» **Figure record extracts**
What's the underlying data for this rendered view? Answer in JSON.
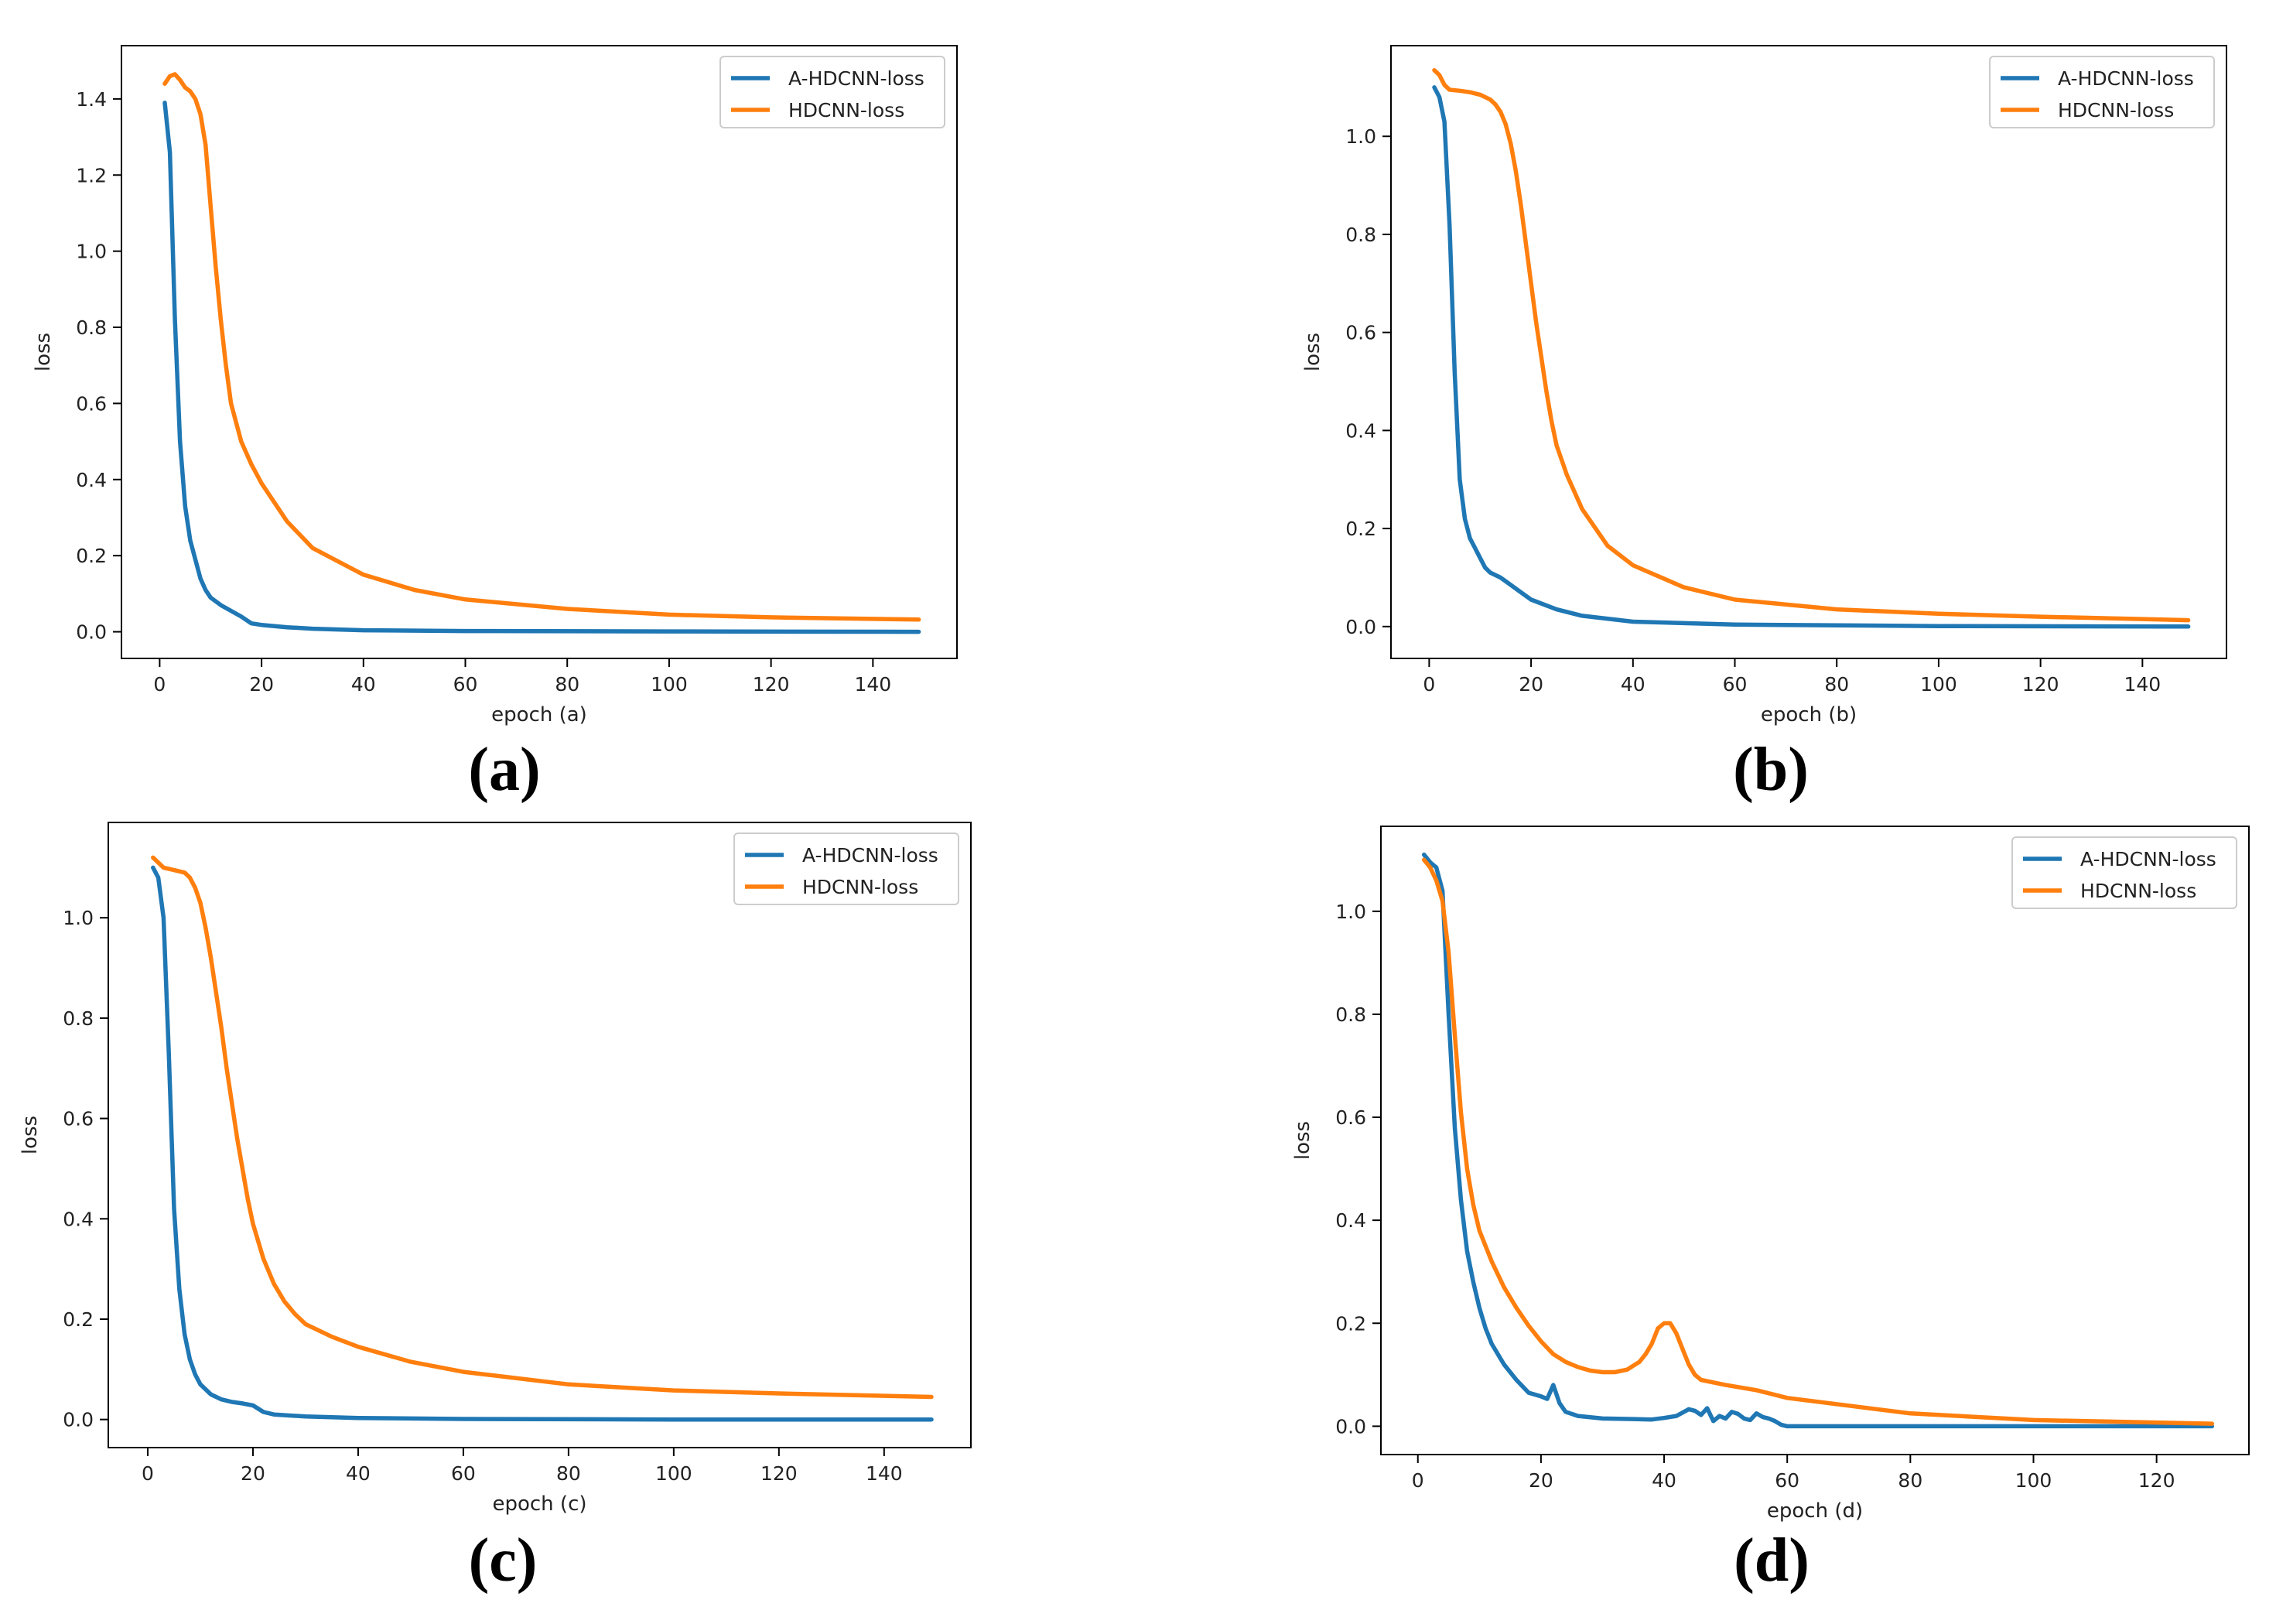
{
  "colors": {
    "loss_a": "#1f77b4",
    "loss_h": "#ff7f0e",
    "frame": "#000000"
  },
  "chart_data": [
    {
      "type": "line",
      "panel": "a",
      "caption": "(a)",
      "xlabel": "epoch (a)",
      "ylabel": "loss",
      "xlim": [
        -7.5,
        156.5
      ],
      "ylim": [
        -0.07,
        1.54
      ],
      "xticks": [
        0,
        20,
        40,
        60,
        80,
        100,
        120,
        140
      ],
      "xtick_labels": [
        "0",
        "20",
        "40",
        "60",
        "80",
        "100",
        "120",
        "140"
      ],
      "yticks": [
        0.0,
        0.2,
        0.4,
        0.6,
        0.8,
        1.0,
        1.2,
        1.4
      ],
      "ytick_labels": [
        "0.0",
        "0.2",
        "0.4",
        "0.6",
        "0.8",
        "1.0",
        "1.2",
        "1.4"
      ],
      "legend": [
        "A-HDCNN-loss",
        "HDCNN-loss"
      ],
      "legend_position": "top-right",
      "series": [
        {
          "name": "A-HDCNN-loss",
          "x": [
            1,
            2,
            3,
            4,
            5,
            6,
            7,
            8,
            9,
            10,
            12,
            14,
            16,
            18,
            20,
            25,
            30,
            40,
            60,
            100,
            149
          ],
          "y": [
            1.39,
            1.26,
            0.82,
            0.5,
            0.33,
            0.24,
            0.19,
            0.14,
            0.11,
            0.09,
            0.07,
            0.055,
            0.04,
            0.022,
            0.018,
            0.012,
            0.008,
            0.004,
            0.002,
            0.001,
            0.0
          ]
        },
        {
          "name": "HDCNN-loss",
          "x": [
            1,
            2,
            3,
            4,
            5,
            6,
            7,
            8,
            9,
            10,
            11,
            12,
            13,
            14,
            16,
            18,
            20,
            25,
            30,
            40,
            50,
            60,
            80,
            100,
            120,
            149
          ],
          "y": [
            1.44,
            1.46,
            1.465,
            1.45,
            1.43,
            1.42,
            1.4,
            1.36,
            1.28,
            1.12,
            0.96,
            0.82,
            0.7,
            0.6,
            0.5,
            0.44,
            0.39,
            0.29,
            0.22,
            0.15,
            0.11,
            0.085,
            0.06,
            0.045,
            0.038,
            0.032
          ]
        }
      ]
    },
    {
      "type": "line",
      "panel": "b",
      "caption": "(b)",
      "xlabel": "epoch (b)",
      "ylabel": "loss",
      "xlim": [
        -7.5,
        156.5
      ],
      "ylim": [
        -0.065,
        1.185
      ],
      "xticks": [
        0,
        20,
        40,
        60,
        80,
        100,
        120,
        140
      ],
      "xtick_labels": [
        "0",
        "20",
        "40",
        "60",
        "80",
        "100",
        "120",
        "140"
      ],
      "yticks": [
        0.0,
        0.2,
        0.4,
        0.6,
        0.8,
        1.0
      ],
      "ytick_labels": [
        "0.0",
        "0.2",
        "0.4",
        "0.6",
        "0.8",
        "1.0"
      ],
      "legend": [
        "A-HDCNN-loss",
        "HDCNN-loss"
      ],
      "legend_position": "top-right",
      "series": [
        {
          "name": "A-HDCNN-loss",
          "x": [
            1,
            2,
            3,
            4,
            5,
            6,
            7,
            8,
            9,
            10,
            11,
            12,
            14,
            16,
            18,
            20,
            25,
            30,
            40,
            60,
            100,
            149
          ],
          "y": [
            1.1,
            1.08,
            1.03,
            0.82,
            0.52,
            0.3,
            0.22,
            0.18,
            0.16,
            0.14,
            0.12,
            0.11,
            0.1,
            0.085,
            0.07,
            0.055,
            0.035,
            0.022,
            0.01,
            0.004,
            0.001,
            0.0
          ]
        },
        {
          "name": "HDCNN-loss",
          "x": [
            1,
            2,
            3,
            4,
            6,
            8,
            10,
            12,
            13,
            14,
            15,
            16,
            17,
            18,
            19,
            20,
            21,
            22,
            23,
            24,
            25,
            27,
            30,
            35,
            40,
            50,
            60,
            80,
            100,
            120,
            149
          ],
          "y": [
            1.135,
            1.125,
            1.105,
            1.095,
            1.093,
            1.09,
            1.085,
            1.075,
            1.065,
            1.05,
            1.025,
            0.985,
            0.93,
            0.86,
            0.78,
            0.7,
            0.62,
            0.55,
            0.48,
            0.42,
            0.37,
            0.31,
            0.24,
            0.165,
            0.125,
            0.08,
            0.055,
            0.035,
            0.026,
            0.02,
            0.013
          ]
        }
      ]
    },
    {
      "type": "line",
      "panel": "c",
      "caption": "(c)",
      "xlabel": "epoch (c)",
      "ylabel": "loss",
      "xlim": [
        -7.5,
        156.5
      ],
      "ylim": [
        -0.056,
        1.19
      ],
      "xticks": [
        0,
        20,
        40,
        60,
        80,
        100,
        120,
        140
      ],
      "xtick_labels": [
        "0",
        "20",
        "40",
        "60",
        "80",
        "100",
        "120",
        "140"
      ],
      "yticks": [
        0.0,
        0.2,
        0.4,
        0.6,
        0.8,
        1.0
      ],
      "ytick_labels": [
        "0.0",
        "0.2",
        "0.4",
        "0.6",
        "0.8",
        "1.0"
      ],
      "legend": [
        "A-HDCNN-loss",
        "HDCNN-loss"
      ],
      "legend_position": "top-right",
      "series": [
        {
          "name": "A-HDCNN-loss",
          "x": [
            1,
            2,
            3,
            4,
            5,
            6,
            7,
            8,
            9,
            10,
            12,
            14,
            16,
            18,
            20,
            22,
            24,
            30,
            40,
            60,
            100,
            149
          ],
          "y": [
            1.1,
            1.08,
            1.0,
            0.73,
            0.42,
            0.26,
            0.17,
            0.12,
            0.09,
            0.07,
            0.05,
            0.04,
            0.035,
            0.032,
            0.028,
            0.015,
            0.01,
            0.006,
            0.003,
            0.001,
            0.0,
            0.0
          ]
        },
        {
          "name": "HDCNN-loss",
          "x": [
            1,
            2,
            3,
            5,
            7,
            8,
            9,
            10,
            11,
            12,
            13,
            14,
            15,
            16,
            17,
            18,
            19,
            20,
            22,
            24,
            26,
            28,
            30,
            35,
            40,
            50,
            60,
            80,
            100,
            120,
            149
          ],
          "y": [
            1.12,
            1.11,
            1.1,
            1.095,
            1.09,
            1.08,
            1.06,
            1.03,
            0.98,
            0.92,
            0.85,
            0.78,
            0.7,
            0.63,
            0.56,
            0.5,
            0.44,
            0.39,
            0.32,
            0.27,
            0.235,
            0.21,
            0.19,
            0.165,
            0.145,
            0.115,
            0.095,
            0.07,
            0.058,
            0.052,
            0.045
          ]
        }
      ]
    },
    {
      "type": "line",
      "panel": "d",
      "caption": "(d)",
      "xlabel": "epoch (d)",
      "ylabel": "loss",
      "xlim": [
        -6.0,
        135.0
      ],
      "ylim": [
        -0.055,
        1.165
      ],
      "xticks": [
        0,
        20,
        40,
        60,
        80,
        100,
        120
      ],
      "xtick_labels": [
        "0",
        "20",
        "40",
        "60",
        "80",
        "100",
        "120"
      ],
      "yticks": [
        0.0,
        0.2,
        0.4,
        0.6,
        0.8,
        1.0
      ],
      "ytick_labels": [
        "0.0",
        "0.2",
        "0.4",
        "0.6",
        "0.8",
        "1.0"
      ],
      "legend": [
        "A-HDCNN-loss",
        "HDCNN-loss"
      ],
      "legend_position": "top-right",
      "series": [
        {
          "name": "A-HDCNN-loss",
          "x": [
            1,
            2,
            3,
            4,
            5,
            6,
            7,
            8,
            9,
            10,
            11,
            12,
            14,
            16,
            18,
            20,
            21,
            22,
            23,
            24,
            26,
            30,
            35,
            38,
            40,
            42,
            44,
            45,
            46,
            47,
            48,
            49,
            50,
            51,
            52,
            53,
            54,
            55,
            56,
            57,
            58,
            59,
            60,
            70,
            100,
            129
          ],
          "y": [
            1.11,
            1.095,
            1.085,
            1.04,
            0.8,
            0.58,
            0.44,
            0.34,
            0.28,
            0.23,
            0.19,
            0.16,
            0.12,
            0.09,
            0.065,
            0.058,
            0.053,
            0.08,
            0.045,
            0.028,
            0.02,
            0.015,
            0.014,
            0.013,
            0.016,
            0.02,
            0.033,
            0.03,
            0.022,
            0.035,
            0.01,
            0.02,
            0.015,
            0.028,
            0.024,
            0.015,
            0.012,
            0.025,
            0.018,
            0.015,
            0.01,
            0.003,
            0.0,
            0.0,
            0.0,
            0.0
          ]
        },
        {
          "name": "HDCNN-loss",
          "x": [
            1,
            2,
            3,
            4,
            5,
            6,
            7,
            8,
            9,
            10,
            12,
            14,
            16,
            18,
            20,
            22,
            24,
            26,
            28,
            30,
            32,
            34,
            36,
            37,
            38,
            39,
            40,
            41,
            42,
            43,
            44,
            45,
            46,
            48,
            50,
            55,
            60,
            70,
            80,
            100,
            129
          ],
          "y": [
            1.1,
            1.085,
            1.06,
            1.02,
            0.92,
            0.76,
            0.61,
            0.5,
            0.43,
            0.38,
            0.32,
            0.27,
            0.23,
            0.195,
            0.165,
            0.14,
            0.125,
            0.115,
            0.108,
            0.105,
            0.105,
            0.11,
            0.125,
            0.14,
            0.16,
            0.19,
            0.2,
            0.2,
            0.18,
            0.15,
            0.12,
            0.1,
            0.09,
            0.085,
            0.08,
            0.07,
            0.055,
            0.04,
            0.025,
            0.012,
            0.005
          ]
        }
      ]
    }
  ]
}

» **Task brief**
Each line above that includes "xlabel" should be shown.

» **Output**
      "xlabel": "epoch (a)",
      "xlabel": "epoch (b)",
      "xlabel": "epoch (c)",
      "xlabel": "epoch (d)",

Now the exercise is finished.